Work to do
Arrange the lines of the listing from the line containing "tick-celsius: 750oC [1167, 601, 1227, 626]" through the line containing "x-axis-tick-750c: 750oC (13820F)", including both ends, as a Markdown table with the columns Row and Entry. Skip any blank lines.

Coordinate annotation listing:
****************************************

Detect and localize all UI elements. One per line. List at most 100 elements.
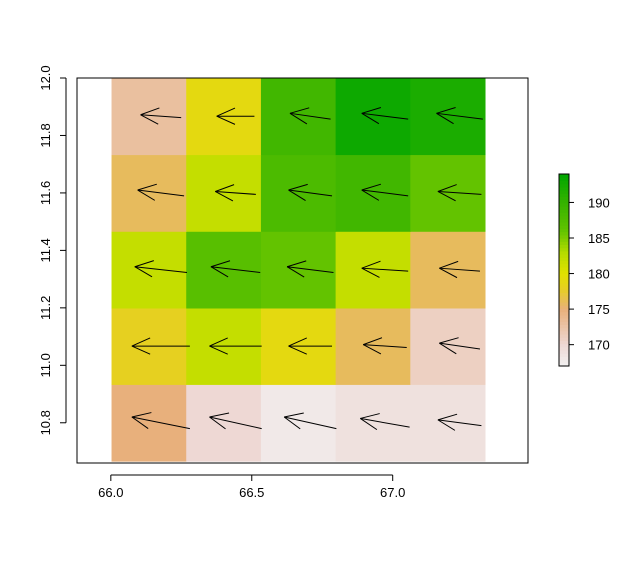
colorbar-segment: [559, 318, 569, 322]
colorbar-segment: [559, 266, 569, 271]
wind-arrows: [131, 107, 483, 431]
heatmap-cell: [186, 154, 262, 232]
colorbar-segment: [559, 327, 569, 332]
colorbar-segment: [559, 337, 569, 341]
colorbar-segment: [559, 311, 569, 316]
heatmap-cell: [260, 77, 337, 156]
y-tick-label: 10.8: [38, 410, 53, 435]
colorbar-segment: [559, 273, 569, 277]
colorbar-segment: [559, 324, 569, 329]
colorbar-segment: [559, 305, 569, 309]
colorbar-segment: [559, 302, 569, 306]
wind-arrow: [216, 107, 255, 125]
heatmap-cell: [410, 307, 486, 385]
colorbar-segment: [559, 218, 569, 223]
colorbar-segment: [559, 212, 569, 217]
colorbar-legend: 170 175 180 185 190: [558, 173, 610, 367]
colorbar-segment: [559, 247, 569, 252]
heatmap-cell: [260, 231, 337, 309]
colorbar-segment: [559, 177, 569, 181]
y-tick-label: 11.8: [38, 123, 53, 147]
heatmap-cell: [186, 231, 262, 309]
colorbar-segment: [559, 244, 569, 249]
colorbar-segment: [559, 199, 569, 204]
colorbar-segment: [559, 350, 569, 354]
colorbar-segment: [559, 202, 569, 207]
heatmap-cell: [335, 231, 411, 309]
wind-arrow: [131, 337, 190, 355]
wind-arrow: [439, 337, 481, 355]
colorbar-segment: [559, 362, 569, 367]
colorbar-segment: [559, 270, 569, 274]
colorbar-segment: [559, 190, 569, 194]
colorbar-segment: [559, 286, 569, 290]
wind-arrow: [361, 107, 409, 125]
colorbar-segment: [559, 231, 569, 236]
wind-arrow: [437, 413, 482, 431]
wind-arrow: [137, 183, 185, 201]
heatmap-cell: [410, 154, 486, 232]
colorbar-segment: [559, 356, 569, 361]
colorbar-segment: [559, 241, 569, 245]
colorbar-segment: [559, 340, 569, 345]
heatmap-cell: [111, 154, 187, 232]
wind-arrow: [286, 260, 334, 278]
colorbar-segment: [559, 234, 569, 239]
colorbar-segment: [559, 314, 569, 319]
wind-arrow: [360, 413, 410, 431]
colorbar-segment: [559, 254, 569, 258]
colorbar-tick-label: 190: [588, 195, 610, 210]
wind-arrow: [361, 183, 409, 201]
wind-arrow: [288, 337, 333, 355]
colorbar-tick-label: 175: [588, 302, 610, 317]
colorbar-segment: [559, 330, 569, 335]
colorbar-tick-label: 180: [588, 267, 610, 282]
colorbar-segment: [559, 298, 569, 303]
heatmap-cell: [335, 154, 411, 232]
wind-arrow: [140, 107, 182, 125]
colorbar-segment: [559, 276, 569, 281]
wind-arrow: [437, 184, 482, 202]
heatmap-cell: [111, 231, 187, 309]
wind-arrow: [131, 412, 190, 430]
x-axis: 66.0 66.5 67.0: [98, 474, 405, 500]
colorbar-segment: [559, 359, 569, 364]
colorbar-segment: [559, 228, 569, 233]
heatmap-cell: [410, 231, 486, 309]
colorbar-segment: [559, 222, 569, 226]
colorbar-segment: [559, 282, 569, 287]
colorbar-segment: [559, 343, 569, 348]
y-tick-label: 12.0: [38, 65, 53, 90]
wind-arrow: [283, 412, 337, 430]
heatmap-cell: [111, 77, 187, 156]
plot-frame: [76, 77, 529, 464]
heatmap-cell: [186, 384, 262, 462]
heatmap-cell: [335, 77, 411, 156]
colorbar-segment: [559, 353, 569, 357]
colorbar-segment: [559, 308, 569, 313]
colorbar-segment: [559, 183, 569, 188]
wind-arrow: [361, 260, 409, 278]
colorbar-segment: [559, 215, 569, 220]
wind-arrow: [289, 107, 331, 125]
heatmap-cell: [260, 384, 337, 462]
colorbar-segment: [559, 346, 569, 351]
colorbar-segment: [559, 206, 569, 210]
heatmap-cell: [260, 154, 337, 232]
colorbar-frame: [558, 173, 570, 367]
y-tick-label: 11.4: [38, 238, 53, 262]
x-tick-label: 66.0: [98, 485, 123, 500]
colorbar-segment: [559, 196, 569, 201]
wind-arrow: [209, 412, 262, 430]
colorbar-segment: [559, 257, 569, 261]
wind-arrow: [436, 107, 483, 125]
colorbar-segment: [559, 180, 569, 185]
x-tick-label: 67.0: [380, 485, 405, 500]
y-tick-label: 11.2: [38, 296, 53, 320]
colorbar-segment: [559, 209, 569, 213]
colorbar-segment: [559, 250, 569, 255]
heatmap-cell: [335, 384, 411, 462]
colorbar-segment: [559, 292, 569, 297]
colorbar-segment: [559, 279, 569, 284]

****************************************

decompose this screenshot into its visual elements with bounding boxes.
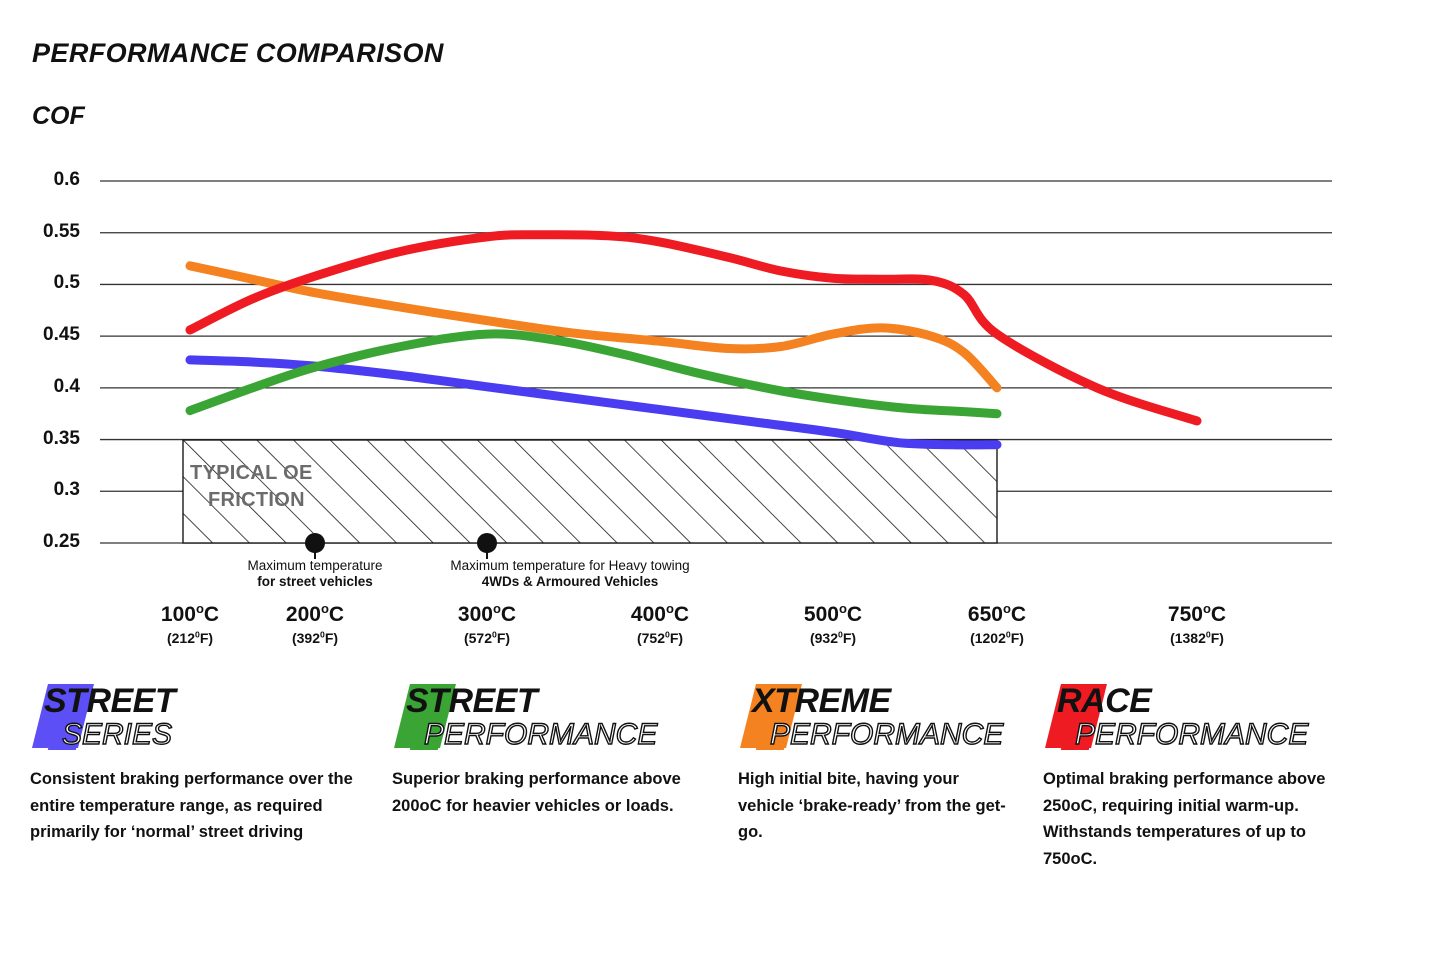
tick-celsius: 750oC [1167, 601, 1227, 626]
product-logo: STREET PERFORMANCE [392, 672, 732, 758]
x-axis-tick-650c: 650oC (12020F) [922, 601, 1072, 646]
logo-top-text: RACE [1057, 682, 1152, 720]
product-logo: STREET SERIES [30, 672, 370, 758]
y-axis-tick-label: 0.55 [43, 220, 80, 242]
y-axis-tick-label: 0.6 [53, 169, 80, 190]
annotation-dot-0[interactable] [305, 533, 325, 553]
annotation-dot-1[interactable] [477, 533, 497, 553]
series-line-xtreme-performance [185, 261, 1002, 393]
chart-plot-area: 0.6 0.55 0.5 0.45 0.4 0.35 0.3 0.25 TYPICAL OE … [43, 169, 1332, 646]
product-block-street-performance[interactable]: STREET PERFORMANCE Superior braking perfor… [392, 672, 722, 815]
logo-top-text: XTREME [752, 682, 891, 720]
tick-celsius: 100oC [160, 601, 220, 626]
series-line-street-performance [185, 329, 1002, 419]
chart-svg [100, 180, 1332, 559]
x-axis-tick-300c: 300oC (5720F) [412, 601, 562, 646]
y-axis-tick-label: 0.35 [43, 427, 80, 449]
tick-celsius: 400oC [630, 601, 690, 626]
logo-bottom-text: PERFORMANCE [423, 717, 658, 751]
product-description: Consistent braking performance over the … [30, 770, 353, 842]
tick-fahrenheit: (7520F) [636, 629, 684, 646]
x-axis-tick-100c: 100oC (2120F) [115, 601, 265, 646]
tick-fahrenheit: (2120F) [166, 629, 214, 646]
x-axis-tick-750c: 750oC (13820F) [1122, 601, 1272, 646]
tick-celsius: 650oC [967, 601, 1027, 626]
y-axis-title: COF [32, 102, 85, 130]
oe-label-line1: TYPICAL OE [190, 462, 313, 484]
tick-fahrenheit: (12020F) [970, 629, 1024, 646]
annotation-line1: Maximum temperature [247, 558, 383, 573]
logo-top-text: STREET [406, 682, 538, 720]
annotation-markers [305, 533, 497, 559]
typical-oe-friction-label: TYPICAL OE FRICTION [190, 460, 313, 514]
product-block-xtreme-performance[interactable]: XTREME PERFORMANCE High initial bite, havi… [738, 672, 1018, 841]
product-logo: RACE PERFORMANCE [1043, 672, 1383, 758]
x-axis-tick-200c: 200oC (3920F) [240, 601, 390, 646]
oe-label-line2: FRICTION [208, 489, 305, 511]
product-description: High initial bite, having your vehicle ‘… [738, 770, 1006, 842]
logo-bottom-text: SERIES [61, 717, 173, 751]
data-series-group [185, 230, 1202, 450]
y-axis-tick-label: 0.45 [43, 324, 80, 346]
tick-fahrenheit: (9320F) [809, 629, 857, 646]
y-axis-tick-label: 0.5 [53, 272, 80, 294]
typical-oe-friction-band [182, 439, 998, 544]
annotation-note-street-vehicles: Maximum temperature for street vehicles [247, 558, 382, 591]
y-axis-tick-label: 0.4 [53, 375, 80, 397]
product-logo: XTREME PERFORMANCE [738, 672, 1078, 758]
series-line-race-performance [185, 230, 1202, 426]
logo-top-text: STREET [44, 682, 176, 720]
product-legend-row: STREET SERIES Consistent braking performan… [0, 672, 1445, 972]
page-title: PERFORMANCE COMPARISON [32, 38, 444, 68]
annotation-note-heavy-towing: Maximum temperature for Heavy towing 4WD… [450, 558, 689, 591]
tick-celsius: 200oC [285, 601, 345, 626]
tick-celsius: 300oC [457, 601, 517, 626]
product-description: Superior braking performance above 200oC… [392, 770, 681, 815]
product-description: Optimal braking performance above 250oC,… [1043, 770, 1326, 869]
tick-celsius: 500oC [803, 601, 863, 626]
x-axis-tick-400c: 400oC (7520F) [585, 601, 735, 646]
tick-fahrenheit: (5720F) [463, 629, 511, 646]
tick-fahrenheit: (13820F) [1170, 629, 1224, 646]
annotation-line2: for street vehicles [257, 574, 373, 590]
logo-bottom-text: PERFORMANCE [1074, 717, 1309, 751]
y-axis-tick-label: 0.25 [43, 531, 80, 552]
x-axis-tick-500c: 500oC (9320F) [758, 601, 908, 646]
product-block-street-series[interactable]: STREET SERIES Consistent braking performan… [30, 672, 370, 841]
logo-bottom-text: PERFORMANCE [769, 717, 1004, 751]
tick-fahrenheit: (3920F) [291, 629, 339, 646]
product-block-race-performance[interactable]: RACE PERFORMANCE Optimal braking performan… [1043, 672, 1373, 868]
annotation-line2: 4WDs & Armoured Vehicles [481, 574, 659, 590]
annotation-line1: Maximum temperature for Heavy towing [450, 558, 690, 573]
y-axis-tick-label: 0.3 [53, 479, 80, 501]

****************************************

Answer in full
| Row | Entry |
|---|---|
| 1 | tick-celsius: 750oC [1167, 601, 1227, 626] |
| 2 | product-logo: STREET PERFORMANCE [392, 672, 732, 758] |
| 3 | x-axis-tick-650c: 650oC (12020F) [922, 601, 1072, 646] |
| 4 | logo-top-text: RACE [1057, 682, 1152, 720] |
| 5 | product-logo: STREET SERIES [30, 672, 370, 758] |
| 6 | y-axis-tick-label: 0.55 [43, 220, 80, 242] |
| 7 | y-axis-tick-label: 0.6 [53, 169, 80, 190] |
| 8 | annotation-dot-0[interactable] [305, 533, 325, 553] |
| 9 | annotation-dot-1[interactable] [477, 533, 497, 553] |
| 10 | series-line-xtreme-performance [185, 261, 1002, 393] |
| 11 | chart-plot-area: 0.6 0.55 0.5 0.45 0.4 0.35 0.3 0.25 TYPICAL OE … [43, 169, 1332, 646] |
| 12 | product-block-street-performance[interactable]: STREET PERFORMANCE Superior braking perfor… [392, 672, 722, 815] |
| 13 | logo-top-text: XTREME [752, 682, 891, 720] |
| 14 | tick-celsius: 100oC [160, 601, 220, 626] |
| 15 | series-line-street-performance [185, 329, 1002, 419] |
| 16 | chart-svg [100, 180, 1332, 559] |
| 17 | x-axis-tick-300c: 300oC (5720F) [412, 601, 562, 646] |
| 18 | y-axis-tick-label: 0.35 [43, 427, 80, 449] |
| 19 | tick-celsius: 400oC [630, 601, 690, 626] |
| 20 | logo-bottom-text: PERFORMANCE [423, 717, 658, 751] |
| 21 | product-description: Consistent braking performance over the … [30, 770, 353, 842] |
| 22 | tick-fahrenheit: (7520F) [636, 629, 684, 646] |
| 23 | x-axis-tick-100c: 100oC (2120F) [115, 601, 265, 646] |
| 24 | tick-fahrenheit: (2120F) [166, 629, 214, 646] |
| 25 | x-axis-tick-750c: 750oC (13820F) [1122, 601, 1272, 646] |